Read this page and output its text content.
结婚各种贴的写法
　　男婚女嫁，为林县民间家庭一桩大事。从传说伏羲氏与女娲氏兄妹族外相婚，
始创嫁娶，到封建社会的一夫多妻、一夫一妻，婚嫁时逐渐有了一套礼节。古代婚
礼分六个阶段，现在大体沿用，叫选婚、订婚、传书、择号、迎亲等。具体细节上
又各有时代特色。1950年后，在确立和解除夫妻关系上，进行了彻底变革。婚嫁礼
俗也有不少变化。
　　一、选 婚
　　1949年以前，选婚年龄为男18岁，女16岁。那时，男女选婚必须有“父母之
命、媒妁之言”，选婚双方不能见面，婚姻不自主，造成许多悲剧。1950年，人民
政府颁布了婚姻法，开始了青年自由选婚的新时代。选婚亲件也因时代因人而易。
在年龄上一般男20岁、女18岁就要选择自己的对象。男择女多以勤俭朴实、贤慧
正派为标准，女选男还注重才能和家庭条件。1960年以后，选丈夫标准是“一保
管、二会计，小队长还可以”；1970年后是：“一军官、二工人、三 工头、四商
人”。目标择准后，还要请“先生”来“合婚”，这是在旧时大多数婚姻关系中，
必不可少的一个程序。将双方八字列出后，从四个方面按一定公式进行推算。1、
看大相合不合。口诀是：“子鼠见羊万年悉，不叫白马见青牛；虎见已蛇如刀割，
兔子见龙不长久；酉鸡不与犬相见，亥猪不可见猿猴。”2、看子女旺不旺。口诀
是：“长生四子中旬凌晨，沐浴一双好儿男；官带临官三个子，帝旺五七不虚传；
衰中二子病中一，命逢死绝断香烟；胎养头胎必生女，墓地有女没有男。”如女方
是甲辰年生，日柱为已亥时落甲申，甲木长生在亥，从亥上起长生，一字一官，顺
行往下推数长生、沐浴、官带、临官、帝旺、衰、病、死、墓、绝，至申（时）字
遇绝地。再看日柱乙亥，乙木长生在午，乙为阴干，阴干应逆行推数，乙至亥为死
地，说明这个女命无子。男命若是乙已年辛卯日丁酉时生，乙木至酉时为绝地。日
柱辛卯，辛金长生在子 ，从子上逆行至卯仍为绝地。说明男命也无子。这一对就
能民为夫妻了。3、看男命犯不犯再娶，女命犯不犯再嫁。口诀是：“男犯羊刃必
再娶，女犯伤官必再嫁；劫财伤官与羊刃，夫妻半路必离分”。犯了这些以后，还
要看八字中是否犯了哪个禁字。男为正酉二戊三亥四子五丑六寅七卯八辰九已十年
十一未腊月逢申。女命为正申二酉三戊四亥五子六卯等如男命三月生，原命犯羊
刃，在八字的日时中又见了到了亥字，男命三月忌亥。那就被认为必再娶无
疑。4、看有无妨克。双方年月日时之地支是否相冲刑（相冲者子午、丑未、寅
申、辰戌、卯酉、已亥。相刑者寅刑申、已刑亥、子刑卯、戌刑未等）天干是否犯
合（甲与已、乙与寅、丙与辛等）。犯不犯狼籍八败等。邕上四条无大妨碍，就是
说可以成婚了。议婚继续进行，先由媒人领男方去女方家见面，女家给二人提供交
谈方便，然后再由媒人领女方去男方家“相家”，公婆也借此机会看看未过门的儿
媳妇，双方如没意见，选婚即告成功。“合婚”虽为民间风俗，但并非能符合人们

────────────────────────────────────────

== Written task ==
Return all of the entries exactly as written.

== Reply to the task ==
Read this page and output its text content.
结婚各种贴的写法
　　男婚女嫁，为林县民间家庭一桩大事。从传说伏羲氏与女娲氏兄妹族外相婚，
始创嫁娶，到封建社会的一夫多妻、一夫一妻，婚嫁时逐渐有了一套礼节。古代婚
礼分六个阶段，现在大体沿用，叫选婚、订婚、传书、择号、迎亲等。具体细节上
又各有时代特色。1950年后，在确立和解除夫妻关系上，进行了彻底变革。婚嫁礼
俗也有不少变化。
　　一、选 婚
　　1949年以前，选婚年龄为男18岁，女16岁。那时，男女选婚必须有“父母之
命、媒妁之言”，选婚双方不能见面，婚姻不自主，造成许多悲剧。1950年，人民
政府颁布了婚姻法，开始了青年自由选婚的新时代。选婚亲件也因时代因人而易。
在年龄上一般男20岁、女18岁就要选择自己的对象。男择女多以勤俭朴实、贤慧
正派为标准，女选男还注重才能和家庭条件。1960年以后，选丈夫标准是“一保
管、二会计，小队长还可以”；1970年后是：“一军官、二工人、三 工头、四商
人”。目标择准后，还要请“先生”来“合婚”，这是在旧时大多数婚姻关系中，
必不可少的一个程序。将双方八字列出后，从四个方面按一定公式进行推算。1、
看大相合不合。口诀是：“子鼠见羊万年悉，不叫白马见青牛；虎见已蛇如刀割，
兔子见龙不长久；酉鸡不与犬相见，亥猪不可见猿猴。”2、看子女旺不旺。口诀
是：“长生四子中旬凌晨，沐浴一双好儿男；官带临官三个子，帝旺五七不虚传；
衰中二子病中一，命逢死绝断香烟；胎养头胎必生女，墓地有女没有男。”如女方
是甲辰年生，日柱为已亥时落甲申，甲木长生在亥，从亥上起长生，一字一官，顺
行往下推数长生、沐浴、官带、临官、帝旺、衰、病、死、墓、绝，至申（时）字
遇绝地。再看日柱乙亥，乙木长生在午，乙为阴干，阴干应逆行推数，乙至亥为死
地，说明这个女命无子。男命若是乙已年辛卯日丁酉时生，乙木至酉时为绝地。日
柱辛卯，辛金长生在子 ，从子上逆行至卯仍为绝地。说明男命也无子。这一对就
能民为夫妻了。3、看男命犯不犯再娶，女命犯不犯再嫁。口诀是：“男犯羊刃必
再娶，女犯伤官必再嫁；劫财伤官与羊刃，夫妻半路必离分”。犯了这些以后，还
要看八字中是否犯了哪个禁字。男为正酉二戊三亥四子五丑六寅七卯八辰九已十年
十一未腊月逢申。女命为正申二酉三戊四亥五子六卯等如男命三月生，原命犯羊
刃，在八字的日时中又见了到了亥字，男命三月忌亥。那就被认为必再娶无
疑。4、看有无妨克。双方年月日时之地支是否相冲刑（相冲者子午、丑未、寅
申、辰戌、卯酉、已亥。相刑者寅刑申、已刑亥、子刑卯、戌刑未等）天干是否犯
合（甲与已、乙与寅、丙与辛等）。犯不犯狼籍八败等。邕上四条无大妨碍，就是
说可以成婚了。议婚继续进行，先由媒人领男方去女方家见面，女家给二人提供交
谈方便，然后再由媒人领女方去男方家“相家”，公婆也借此机会看看未过门的儿
媳妇，双方如没意见，选婚即告成功。“合婚”虽为民间风俗，但并非能符合人们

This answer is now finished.